> WHAT TO PRODUCE: Transcribe the entries below exactly.

A block of data
++++++++
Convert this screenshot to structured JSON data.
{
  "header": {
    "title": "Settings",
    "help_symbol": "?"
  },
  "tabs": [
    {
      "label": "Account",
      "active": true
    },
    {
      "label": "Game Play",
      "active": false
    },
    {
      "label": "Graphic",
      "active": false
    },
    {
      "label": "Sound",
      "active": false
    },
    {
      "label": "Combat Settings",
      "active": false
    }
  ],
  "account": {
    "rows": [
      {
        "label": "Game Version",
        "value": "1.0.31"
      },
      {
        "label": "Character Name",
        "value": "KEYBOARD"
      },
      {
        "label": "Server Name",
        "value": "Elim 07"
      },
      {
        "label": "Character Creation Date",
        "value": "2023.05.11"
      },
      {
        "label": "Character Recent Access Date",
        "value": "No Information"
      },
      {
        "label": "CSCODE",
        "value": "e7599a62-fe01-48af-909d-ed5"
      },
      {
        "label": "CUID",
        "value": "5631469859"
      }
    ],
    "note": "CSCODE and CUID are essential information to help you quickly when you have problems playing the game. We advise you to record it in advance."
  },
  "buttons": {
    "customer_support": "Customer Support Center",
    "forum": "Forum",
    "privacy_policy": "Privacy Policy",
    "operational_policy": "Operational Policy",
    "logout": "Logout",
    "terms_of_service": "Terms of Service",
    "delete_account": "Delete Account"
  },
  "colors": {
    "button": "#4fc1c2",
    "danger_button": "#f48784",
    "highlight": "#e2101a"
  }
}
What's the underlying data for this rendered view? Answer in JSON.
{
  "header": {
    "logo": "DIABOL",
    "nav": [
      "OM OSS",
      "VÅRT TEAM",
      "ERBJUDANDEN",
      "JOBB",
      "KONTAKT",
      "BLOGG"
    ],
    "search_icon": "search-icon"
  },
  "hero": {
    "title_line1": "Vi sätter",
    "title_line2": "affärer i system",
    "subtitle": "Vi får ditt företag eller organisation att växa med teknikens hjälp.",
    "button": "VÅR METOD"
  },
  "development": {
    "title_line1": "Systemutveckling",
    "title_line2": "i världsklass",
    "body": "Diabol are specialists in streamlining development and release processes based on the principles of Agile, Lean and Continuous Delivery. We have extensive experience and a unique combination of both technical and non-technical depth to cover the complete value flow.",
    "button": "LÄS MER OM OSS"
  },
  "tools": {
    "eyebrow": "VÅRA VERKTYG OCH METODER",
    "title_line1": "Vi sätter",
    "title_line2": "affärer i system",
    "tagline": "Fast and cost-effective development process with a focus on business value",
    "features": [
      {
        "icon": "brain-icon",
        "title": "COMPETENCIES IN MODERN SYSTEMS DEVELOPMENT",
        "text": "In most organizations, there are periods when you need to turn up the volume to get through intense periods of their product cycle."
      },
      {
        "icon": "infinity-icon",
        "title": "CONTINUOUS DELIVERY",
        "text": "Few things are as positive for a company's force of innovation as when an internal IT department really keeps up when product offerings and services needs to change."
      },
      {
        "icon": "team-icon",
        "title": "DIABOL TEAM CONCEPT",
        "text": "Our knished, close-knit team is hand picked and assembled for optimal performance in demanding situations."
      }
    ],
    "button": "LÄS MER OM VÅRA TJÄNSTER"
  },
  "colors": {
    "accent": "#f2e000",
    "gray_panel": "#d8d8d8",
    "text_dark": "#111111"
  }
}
++++++++
> RESPONSE TO THE EXERCISE:
Convert this screenshot to structured JSON data.
{
  "header": {
    "title": "Settings",
    "help_symbol": "?"
  },
  "tabs": [
    {
      "label": "Account",
      "active": true
    },
    {
      "label": "Game Play",
      "active": false
    },
    {
      "label": "Graphic",
      "active": false
    },
    {
      "label": "Sound",
      "active": false
    },
    {
      "label": "Combat Settings",
      "active": false
    }
  ],
  "account": {
    "rows": [
      {
        "label": "Game Version",
        "value": "1.0.31"
      },
      {
        "label": "Character Name",
        "value": "KEYBOARD"
      },
      {
        "label": "Server Name",
        "value": "Elim 07"
      },
      {
        "label": "Character Creation Date",
        "value": "2023.05.11"
      },
      {
        "label": "Character Recent Access Date",
        "value": "No Information"
      },
      {
        "label": "CSCODE",
        "value": "e7599a62-fe01-48af-909d-ed5"
      },
      {
        "label": "CUID",
        "value": "5631469859"
      }
    ],
    "note": "CSCODE and CUID are essential information to help you quickly when you have problems playing the game. We advise you to record it in advance."
  },
  "buttons": {
    "customer_support": "Customer Support Center",
    "forum": "Forum",
    "privacy_policy": "Privacy Policy",
    "operational_policy": "Operational Policy",
    "logout": "Logout",
    "terms_of_service": "Terms of Service",
    "delete_account": "Delete Account"
  },
  "colors": {
    "button": "#4fc1c2",
    "danger_button": "#f48784",
    "highlight": "#e2101a"
  }
}
What's the underlying data for this rendered view? Answer in JSON.
{
  "header": {
    "logo": "DIABOL",
    "nav": [
      "OM OSS",
      "VÅRT TEAM",
      "ERBJUDANDEN",
      "JOBB",
      "KONTAKT",
      "BLOGG"
    ],
    "search_icon": "search-icon"
  },
  "hero": {
    "title_line1": "Vi sätter",
    "title_line2": "affärer i system",
    "subtitle": "Vi får ditt företag eller organisation att växa med teknikens hjälp.",
    "button": "VÅR METOD"
  },
  "development": {
    "title_line1": "Systemutveckling",
    "title_line2": "i världsklass",
    "body": "Diabol are specialists in streamlining development and release processes based on the principles of Agile, Lean and Continuous Delivery. We have extensive experience and a unique combination of both technical and non-technical depth to cover the complete value flow.",
    "button": "LÄS MER OM OSS"
  },
  "tools": {
    "eyebrow": "VÅRA VERKTYG OCH METODER",
    "title_line1": "Vi sätter",
    "title_line2": "affärer i system",
    "tagline": "Fast and cost-effective development process with a focus on business value",
    "features": [
      {
        "icon": "brain-icon",
        "title": "COMPETENCIES IN MODERN SYSTEMS DEVELOPMENT",
        "text": "In most organizations, there are periods when you need to turn up the volume to get through intense periods of their product cycle."
      },
      {
        "icon": "infinity-icon",
        "title": "CONTINUOUS DELIVERY",
        "text": "Few things are as positive for a company's force of innovation as when an internal IT department really keeps up when product offerings and services needs to change."
      },
      {
        "icon": "team-icon",
        "title": "DIABOL TEAM CONCEPT",
        "text": "Our knished, close-knit team is hand picked and assembled for optimal performance in demanding situations."
      }
    ],
    "button": "LÄS MER OM VÅRA TJÄNSTER"
  },
  "colors": {
    "accent": "#f2e000",
    "gray_panel": "#d8d8d8",
    "text_dark": "#111111"
  }
}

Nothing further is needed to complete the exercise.